=== INSTRUCTIONS FOR THE TASK ===
How many listed companies does the photovoltaic industry ETF described in the article on China's photovoltaic sector select?

=== TEXT SHOWN ===

Industrials, Technology Author:Zhenduo Wang Dec 18, 2020 05:15 PM (GMT+8)

The photovoltaic industry is facing new development opportunities considering the 2030 non-fossil fuels plans of China.

Photovoltaic Industry

Image credit“External copyright”

On December 18, 2020, China's first photovoltaic industry ETF, Huatai Perry China Securities photovoltaic industry ETF (Chinese: 华泰柏瑞中证光伏产业ETF, 515790:SH), is listed on the China stock market. The ETF selects the 50 most representative listed companies in the upstream, midstream, and downstream of the photovoltaic industry chain, reflecting the overall performance of China's photovoltaic industry.

 The sub-sectors covered by the ETF include silicon wafers, polysilicon, cells, cables, photovoltaic glass, battery modules, inverters, photovoltaic supports, and photovoltaic power stations. It contains a number of industry leaders, such as Xi'an Longi Silicon Materials, Zhejiang Chint Electrics, and Flat Glass Group. According to the analysis of China Industrial Securities, the average market capitalization of the top 10 heavyweights is CNY 47.34 billion, while the average ROE (TTM) reaches 12.7% and the average PE (TTM) reaches 38.5x. Four stocks in the list have doubled since the beginning of 2020.

=== PROVIDED MATERIAL ===
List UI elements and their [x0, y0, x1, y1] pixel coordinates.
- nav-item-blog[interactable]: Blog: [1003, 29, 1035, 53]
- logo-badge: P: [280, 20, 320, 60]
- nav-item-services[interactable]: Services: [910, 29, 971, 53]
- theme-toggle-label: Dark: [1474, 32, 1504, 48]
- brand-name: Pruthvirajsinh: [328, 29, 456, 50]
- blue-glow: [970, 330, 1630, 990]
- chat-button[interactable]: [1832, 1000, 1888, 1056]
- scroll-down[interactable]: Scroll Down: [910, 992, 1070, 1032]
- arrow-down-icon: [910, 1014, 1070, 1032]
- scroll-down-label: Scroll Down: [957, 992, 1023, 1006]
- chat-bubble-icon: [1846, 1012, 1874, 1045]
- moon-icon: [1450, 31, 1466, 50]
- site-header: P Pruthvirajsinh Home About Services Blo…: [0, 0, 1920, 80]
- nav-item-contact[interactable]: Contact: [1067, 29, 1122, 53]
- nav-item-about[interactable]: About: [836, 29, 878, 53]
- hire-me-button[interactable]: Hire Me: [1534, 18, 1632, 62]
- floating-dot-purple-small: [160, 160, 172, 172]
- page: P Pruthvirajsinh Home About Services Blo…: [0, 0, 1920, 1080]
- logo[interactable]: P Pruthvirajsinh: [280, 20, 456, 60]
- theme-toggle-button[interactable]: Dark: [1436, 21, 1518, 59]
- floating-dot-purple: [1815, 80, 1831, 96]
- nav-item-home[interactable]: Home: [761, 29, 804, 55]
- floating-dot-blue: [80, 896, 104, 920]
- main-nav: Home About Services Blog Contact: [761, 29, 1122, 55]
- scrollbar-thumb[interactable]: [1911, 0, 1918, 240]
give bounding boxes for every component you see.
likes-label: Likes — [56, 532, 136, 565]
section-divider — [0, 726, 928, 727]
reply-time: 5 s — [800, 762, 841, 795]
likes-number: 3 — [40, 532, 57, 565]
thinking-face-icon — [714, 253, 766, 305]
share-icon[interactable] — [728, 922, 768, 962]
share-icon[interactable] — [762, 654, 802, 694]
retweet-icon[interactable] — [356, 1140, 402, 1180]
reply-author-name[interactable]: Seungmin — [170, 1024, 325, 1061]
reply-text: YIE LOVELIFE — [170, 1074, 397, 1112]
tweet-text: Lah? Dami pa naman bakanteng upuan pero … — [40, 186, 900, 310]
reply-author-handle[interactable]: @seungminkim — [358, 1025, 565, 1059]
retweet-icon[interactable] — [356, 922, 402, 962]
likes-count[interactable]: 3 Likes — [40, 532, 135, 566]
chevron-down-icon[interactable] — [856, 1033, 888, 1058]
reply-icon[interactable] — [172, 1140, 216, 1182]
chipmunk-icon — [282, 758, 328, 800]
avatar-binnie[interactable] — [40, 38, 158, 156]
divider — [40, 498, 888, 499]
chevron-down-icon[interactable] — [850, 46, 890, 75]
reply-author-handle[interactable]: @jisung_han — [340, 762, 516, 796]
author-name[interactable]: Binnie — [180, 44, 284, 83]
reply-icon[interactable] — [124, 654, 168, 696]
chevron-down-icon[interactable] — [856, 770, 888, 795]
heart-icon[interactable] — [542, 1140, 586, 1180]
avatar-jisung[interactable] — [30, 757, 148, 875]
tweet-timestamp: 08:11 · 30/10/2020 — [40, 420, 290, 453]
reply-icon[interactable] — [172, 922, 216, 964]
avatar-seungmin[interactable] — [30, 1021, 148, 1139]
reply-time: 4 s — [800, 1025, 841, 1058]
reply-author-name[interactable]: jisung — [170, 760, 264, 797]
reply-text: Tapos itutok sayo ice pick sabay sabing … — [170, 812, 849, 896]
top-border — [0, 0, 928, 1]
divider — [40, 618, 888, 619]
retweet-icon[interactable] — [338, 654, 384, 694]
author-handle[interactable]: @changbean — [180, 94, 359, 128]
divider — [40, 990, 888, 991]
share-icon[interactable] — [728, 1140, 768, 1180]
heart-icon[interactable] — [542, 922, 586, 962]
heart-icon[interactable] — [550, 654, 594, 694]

=== ANSWER SPACE ===
50